### GIVEN PROBLEM
Using the data below, gather each line that includes the word "Epoxy".

### INPUT FOR THIS TASK

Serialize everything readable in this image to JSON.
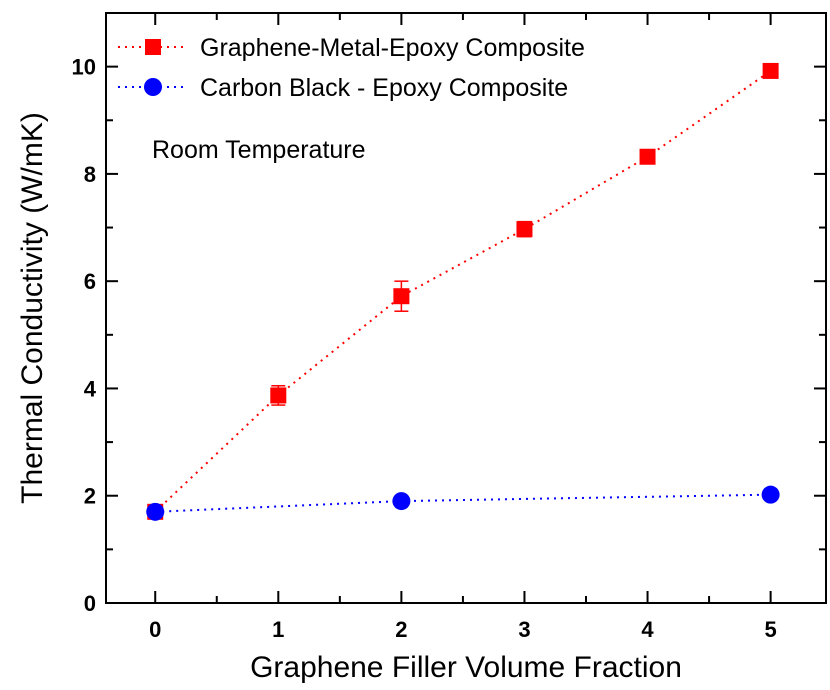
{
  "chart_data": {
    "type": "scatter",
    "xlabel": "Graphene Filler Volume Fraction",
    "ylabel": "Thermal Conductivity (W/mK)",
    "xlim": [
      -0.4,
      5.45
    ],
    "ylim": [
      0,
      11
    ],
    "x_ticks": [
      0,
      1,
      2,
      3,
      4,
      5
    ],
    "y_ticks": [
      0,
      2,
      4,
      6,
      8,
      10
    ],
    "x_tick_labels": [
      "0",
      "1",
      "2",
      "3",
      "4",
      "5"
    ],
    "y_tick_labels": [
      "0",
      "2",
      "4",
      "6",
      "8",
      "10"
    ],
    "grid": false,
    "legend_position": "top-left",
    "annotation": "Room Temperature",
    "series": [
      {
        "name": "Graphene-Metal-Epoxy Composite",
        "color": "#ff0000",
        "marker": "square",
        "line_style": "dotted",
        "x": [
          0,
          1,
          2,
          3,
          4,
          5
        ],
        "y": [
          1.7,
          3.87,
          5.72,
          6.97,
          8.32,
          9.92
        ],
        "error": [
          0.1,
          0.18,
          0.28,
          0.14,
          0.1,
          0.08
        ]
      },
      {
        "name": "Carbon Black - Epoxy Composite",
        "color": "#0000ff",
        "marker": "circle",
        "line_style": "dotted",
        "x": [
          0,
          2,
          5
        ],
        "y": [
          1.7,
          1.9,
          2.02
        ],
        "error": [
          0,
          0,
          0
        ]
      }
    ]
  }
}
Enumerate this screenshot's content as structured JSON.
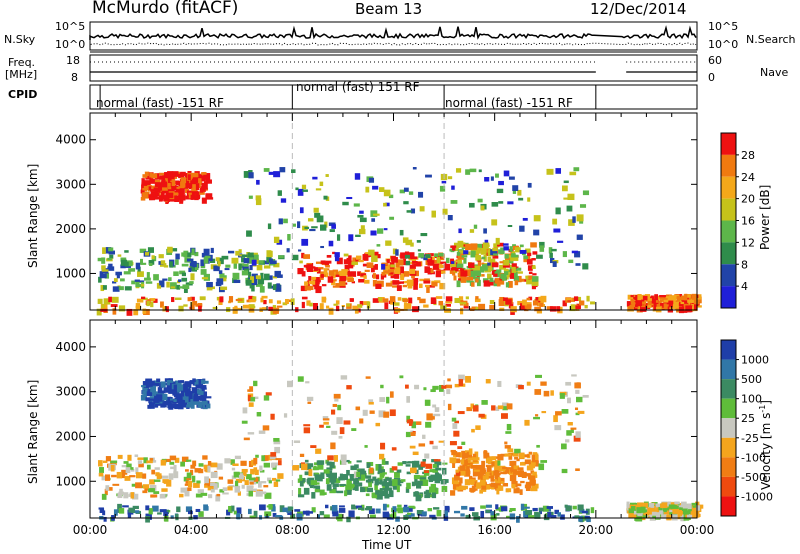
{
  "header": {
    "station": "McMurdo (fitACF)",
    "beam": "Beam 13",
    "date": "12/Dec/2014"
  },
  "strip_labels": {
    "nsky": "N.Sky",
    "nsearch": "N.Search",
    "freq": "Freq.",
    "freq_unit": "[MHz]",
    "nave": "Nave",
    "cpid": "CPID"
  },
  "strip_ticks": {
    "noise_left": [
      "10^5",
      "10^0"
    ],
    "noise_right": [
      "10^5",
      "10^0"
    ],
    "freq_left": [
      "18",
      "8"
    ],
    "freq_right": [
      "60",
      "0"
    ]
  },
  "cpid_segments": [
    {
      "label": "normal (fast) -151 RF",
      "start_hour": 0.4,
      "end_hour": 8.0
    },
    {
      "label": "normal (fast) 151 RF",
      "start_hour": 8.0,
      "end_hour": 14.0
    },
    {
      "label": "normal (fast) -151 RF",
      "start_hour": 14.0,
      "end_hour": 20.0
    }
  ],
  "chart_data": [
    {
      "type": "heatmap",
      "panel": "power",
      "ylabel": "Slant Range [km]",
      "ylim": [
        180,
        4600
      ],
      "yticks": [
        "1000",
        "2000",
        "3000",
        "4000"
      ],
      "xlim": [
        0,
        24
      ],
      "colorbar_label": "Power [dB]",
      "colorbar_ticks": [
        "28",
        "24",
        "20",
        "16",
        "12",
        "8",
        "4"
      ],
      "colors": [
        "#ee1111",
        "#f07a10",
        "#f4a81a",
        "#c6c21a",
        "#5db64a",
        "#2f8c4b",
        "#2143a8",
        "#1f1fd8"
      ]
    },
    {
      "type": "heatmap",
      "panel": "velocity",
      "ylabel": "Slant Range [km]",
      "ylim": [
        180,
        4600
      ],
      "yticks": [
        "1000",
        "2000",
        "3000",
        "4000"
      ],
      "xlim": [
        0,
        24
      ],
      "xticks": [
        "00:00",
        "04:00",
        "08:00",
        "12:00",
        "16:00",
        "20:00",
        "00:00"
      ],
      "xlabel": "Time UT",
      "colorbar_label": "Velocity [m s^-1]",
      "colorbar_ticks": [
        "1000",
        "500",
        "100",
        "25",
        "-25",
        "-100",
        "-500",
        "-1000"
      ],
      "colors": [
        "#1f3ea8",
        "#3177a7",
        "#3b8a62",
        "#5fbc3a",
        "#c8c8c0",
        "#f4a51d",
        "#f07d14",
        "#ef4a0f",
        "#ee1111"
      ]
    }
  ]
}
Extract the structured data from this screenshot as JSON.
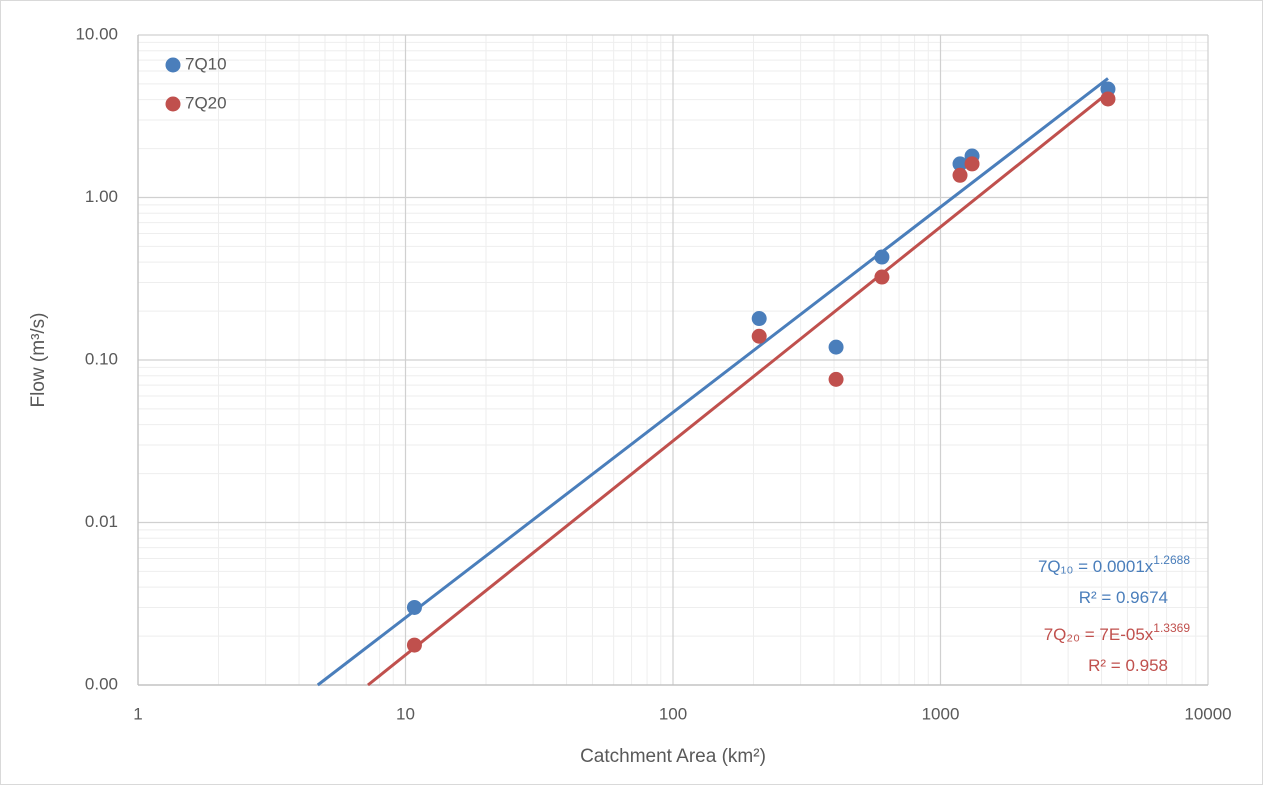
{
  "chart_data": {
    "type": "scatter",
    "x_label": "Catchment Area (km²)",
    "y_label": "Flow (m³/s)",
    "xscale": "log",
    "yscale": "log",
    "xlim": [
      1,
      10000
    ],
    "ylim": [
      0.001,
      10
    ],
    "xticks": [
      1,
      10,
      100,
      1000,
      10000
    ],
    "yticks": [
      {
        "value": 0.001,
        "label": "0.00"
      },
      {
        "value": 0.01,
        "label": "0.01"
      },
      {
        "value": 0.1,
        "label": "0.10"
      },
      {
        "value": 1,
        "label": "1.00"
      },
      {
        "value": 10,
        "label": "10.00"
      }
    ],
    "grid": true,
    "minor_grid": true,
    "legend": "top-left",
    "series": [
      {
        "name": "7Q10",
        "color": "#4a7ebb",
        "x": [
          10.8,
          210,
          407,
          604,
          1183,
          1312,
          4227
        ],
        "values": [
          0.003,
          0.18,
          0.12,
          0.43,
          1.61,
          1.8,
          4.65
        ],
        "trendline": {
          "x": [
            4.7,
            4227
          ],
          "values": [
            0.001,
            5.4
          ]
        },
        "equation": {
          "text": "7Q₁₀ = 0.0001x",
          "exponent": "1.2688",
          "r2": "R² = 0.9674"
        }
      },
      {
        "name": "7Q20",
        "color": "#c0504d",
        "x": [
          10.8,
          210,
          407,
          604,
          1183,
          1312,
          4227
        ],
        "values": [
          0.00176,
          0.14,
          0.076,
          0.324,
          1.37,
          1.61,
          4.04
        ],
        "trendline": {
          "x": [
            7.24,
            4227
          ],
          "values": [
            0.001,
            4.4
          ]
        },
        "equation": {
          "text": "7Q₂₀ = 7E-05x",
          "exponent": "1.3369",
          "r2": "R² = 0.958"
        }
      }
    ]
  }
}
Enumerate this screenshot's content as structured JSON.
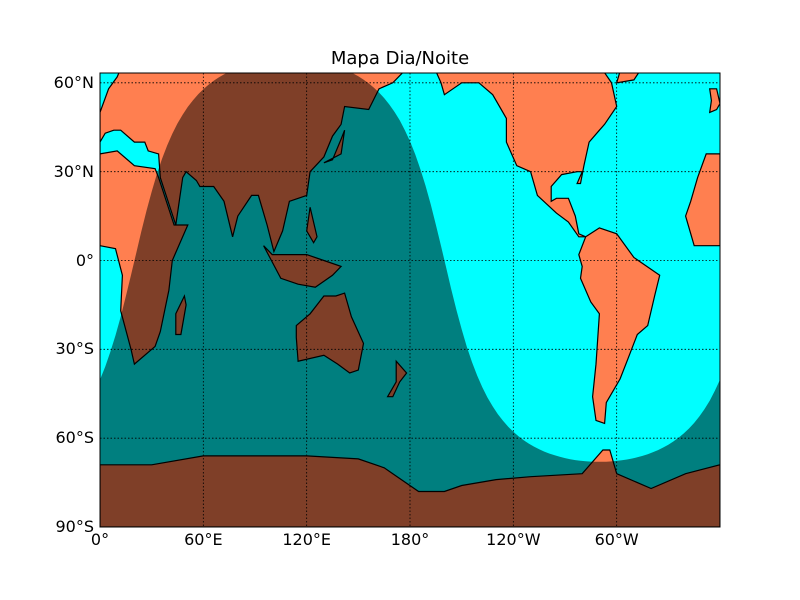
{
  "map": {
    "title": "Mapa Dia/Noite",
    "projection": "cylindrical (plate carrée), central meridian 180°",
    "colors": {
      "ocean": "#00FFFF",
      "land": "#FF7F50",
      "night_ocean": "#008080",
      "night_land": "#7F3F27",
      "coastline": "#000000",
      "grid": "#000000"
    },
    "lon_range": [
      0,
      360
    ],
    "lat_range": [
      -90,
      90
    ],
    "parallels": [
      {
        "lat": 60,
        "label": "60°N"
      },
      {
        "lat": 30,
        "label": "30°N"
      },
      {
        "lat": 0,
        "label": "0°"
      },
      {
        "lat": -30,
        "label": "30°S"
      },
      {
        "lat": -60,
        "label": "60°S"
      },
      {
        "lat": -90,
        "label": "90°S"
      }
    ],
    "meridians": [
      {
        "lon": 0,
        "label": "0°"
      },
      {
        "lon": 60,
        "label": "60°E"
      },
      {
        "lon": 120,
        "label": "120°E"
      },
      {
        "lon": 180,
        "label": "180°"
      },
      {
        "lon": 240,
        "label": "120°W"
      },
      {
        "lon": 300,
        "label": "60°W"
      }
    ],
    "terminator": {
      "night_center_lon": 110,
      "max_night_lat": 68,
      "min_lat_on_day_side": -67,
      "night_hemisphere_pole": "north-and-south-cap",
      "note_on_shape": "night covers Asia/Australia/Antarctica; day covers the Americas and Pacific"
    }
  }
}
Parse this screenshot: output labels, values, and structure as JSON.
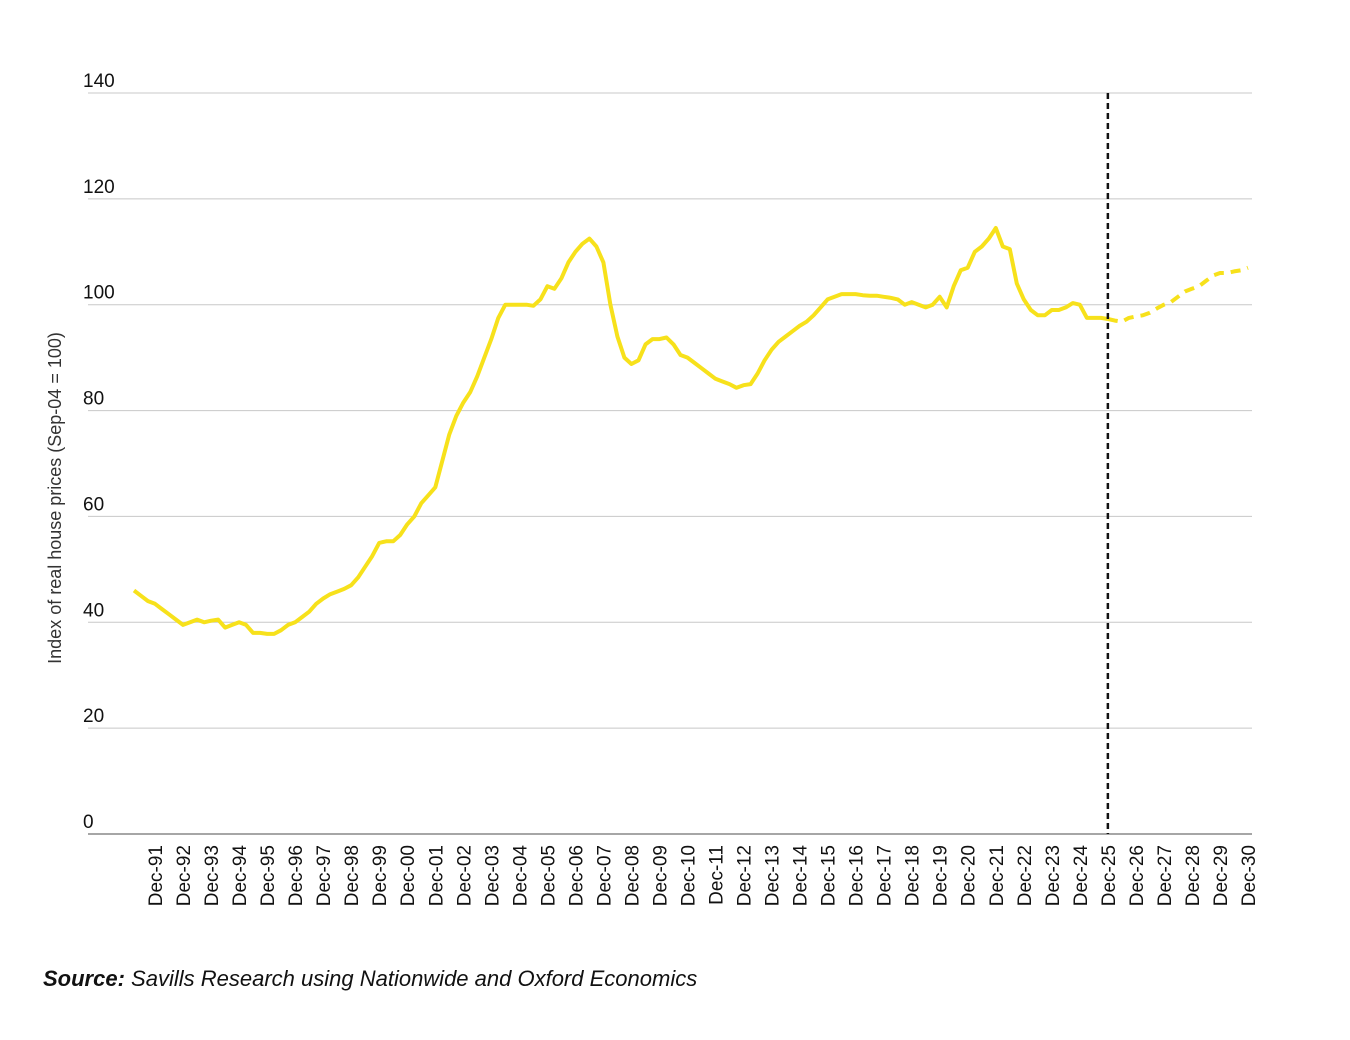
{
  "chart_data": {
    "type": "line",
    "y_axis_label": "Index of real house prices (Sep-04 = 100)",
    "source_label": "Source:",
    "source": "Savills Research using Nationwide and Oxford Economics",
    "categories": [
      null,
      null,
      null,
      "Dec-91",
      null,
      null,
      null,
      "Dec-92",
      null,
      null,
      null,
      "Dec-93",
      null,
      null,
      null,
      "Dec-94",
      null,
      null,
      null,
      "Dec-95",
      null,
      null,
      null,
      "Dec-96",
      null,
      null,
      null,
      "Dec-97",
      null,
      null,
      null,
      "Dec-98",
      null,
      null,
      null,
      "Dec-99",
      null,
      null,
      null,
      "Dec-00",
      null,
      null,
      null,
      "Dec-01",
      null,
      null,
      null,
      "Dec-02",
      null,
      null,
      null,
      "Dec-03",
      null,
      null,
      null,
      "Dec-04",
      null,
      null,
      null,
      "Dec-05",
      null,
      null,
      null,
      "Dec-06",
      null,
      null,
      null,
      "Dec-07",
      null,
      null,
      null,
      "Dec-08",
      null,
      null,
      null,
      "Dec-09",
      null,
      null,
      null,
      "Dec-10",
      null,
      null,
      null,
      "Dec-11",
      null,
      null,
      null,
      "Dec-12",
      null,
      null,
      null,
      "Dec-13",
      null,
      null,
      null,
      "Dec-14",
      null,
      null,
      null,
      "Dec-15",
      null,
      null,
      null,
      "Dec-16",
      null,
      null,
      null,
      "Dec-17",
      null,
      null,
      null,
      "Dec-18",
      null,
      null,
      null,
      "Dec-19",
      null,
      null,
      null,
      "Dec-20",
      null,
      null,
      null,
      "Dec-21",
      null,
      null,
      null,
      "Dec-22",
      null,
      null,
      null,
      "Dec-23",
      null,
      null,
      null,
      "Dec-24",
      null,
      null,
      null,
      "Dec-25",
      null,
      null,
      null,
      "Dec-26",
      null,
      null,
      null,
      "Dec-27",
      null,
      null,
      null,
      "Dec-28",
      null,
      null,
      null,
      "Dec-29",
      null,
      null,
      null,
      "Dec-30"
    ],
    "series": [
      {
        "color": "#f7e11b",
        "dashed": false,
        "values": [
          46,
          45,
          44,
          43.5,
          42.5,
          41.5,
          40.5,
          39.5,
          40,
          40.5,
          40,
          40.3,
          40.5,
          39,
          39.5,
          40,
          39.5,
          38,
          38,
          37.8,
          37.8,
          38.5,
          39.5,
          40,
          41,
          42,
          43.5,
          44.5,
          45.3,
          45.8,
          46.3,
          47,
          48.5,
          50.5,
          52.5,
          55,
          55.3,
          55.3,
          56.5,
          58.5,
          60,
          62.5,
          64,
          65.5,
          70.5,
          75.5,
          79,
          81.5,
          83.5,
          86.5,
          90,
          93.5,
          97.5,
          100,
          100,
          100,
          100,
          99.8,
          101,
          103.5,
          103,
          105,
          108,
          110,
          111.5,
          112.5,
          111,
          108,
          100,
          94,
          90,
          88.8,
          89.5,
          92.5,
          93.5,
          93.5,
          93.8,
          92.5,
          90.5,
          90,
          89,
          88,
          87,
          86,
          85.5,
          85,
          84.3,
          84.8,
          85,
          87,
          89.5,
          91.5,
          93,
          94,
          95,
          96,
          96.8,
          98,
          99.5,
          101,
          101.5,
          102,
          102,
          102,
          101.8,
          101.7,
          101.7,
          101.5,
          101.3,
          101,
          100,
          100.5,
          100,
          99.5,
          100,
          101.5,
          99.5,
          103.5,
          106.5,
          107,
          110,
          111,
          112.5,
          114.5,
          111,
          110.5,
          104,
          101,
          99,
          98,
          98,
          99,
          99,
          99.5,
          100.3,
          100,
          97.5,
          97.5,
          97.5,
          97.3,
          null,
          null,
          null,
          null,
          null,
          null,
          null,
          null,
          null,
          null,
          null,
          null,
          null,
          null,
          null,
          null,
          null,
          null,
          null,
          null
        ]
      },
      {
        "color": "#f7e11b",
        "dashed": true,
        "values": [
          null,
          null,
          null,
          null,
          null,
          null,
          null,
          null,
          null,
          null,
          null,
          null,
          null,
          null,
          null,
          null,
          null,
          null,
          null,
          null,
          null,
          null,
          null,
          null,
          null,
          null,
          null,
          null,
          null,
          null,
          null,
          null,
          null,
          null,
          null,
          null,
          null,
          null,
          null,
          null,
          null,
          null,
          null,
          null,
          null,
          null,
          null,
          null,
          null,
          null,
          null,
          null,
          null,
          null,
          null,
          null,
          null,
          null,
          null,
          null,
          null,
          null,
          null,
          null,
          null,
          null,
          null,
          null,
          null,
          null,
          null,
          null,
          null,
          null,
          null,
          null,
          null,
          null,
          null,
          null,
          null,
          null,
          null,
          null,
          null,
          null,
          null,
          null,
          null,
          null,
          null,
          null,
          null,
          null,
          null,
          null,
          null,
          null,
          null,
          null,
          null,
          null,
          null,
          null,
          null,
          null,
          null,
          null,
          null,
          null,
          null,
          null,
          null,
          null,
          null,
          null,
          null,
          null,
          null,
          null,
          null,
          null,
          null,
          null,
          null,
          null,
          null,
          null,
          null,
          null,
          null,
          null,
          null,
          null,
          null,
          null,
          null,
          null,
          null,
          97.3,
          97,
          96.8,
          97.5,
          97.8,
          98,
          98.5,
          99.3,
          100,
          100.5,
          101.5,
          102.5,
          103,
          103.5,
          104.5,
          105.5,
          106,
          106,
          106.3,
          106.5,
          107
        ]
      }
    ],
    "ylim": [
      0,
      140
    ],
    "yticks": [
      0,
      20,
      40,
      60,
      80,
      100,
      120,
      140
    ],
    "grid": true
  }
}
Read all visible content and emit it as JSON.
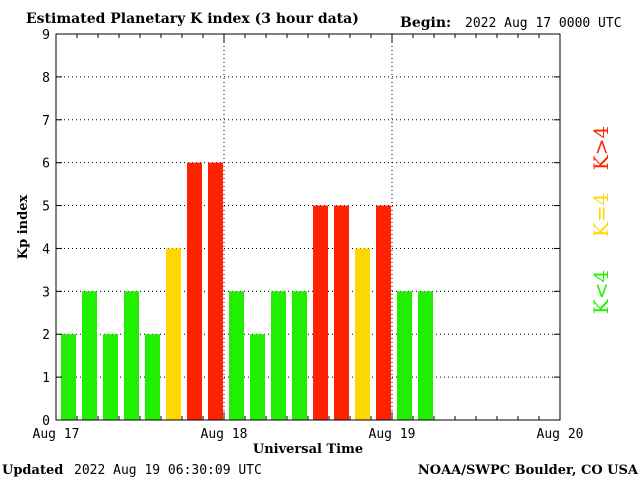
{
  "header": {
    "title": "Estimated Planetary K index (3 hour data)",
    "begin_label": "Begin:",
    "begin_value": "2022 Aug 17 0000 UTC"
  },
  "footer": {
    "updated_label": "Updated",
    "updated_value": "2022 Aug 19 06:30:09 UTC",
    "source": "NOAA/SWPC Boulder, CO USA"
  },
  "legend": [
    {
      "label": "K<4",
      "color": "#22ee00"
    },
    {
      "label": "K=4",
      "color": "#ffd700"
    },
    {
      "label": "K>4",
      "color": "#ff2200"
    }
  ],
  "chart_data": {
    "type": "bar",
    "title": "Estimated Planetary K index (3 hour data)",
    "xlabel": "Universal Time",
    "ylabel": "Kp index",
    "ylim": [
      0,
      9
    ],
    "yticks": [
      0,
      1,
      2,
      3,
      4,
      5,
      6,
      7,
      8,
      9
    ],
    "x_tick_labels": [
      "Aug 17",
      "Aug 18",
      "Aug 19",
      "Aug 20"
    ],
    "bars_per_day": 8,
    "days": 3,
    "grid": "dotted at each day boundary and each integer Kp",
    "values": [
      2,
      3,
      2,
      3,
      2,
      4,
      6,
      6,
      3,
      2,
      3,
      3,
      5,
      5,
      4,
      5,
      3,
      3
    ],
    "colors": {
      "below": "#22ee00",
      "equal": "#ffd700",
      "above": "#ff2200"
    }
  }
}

### RESPONSE FOR THIS EXERCISE
        "name": "Graphene-Metal-Epoxy Composite",
        "name": "Carbon Black - Epoxy Composite",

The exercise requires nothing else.